- _The exercise_: Go through the records line by line and work out how many lines hold the word "this". Answer with the number only.

- _Supplied records_:
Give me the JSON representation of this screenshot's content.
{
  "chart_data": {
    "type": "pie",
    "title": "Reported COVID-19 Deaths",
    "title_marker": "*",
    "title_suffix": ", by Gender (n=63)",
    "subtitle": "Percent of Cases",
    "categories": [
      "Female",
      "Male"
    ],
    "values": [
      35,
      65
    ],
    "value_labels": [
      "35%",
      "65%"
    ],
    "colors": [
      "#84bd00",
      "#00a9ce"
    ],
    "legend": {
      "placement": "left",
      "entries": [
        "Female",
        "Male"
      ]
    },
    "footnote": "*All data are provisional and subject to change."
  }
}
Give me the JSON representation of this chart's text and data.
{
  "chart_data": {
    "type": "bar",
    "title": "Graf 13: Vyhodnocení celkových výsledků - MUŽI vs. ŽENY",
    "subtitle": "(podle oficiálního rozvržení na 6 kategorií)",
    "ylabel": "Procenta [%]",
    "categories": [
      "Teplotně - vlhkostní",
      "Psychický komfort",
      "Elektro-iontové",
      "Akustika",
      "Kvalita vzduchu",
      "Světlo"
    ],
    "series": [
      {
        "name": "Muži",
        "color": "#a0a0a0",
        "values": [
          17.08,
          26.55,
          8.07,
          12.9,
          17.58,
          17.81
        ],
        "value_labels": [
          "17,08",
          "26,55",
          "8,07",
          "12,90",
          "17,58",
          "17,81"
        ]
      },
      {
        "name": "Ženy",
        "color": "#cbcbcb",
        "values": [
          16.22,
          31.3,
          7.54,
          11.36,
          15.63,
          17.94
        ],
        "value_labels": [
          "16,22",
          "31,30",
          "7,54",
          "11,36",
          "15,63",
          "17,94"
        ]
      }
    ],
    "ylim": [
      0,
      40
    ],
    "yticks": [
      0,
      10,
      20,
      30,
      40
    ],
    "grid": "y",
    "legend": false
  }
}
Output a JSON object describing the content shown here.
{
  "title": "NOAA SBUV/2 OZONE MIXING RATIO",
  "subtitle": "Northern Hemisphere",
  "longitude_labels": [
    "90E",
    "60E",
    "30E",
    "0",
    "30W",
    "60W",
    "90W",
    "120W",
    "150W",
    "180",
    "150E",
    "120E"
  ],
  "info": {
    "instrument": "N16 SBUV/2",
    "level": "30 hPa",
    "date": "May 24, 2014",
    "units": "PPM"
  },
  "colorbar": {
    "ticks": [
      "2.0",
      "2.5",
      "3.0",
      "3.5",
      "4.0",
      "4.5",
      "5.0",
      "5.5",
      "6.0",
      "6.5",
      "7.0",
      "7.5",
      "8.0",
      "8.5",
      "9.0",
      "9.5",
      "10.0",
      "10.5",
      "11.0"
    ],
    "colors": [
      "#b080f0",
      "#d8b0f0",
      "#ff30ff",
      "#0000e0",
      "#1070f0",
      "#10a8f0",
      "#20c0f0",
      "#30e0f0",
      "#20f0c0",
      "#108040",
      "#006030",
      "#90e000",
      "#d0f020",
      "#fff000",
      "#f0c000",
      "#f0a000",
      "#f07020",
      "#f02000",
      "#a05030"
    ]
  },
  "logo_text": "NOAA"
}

- _Task result_: 2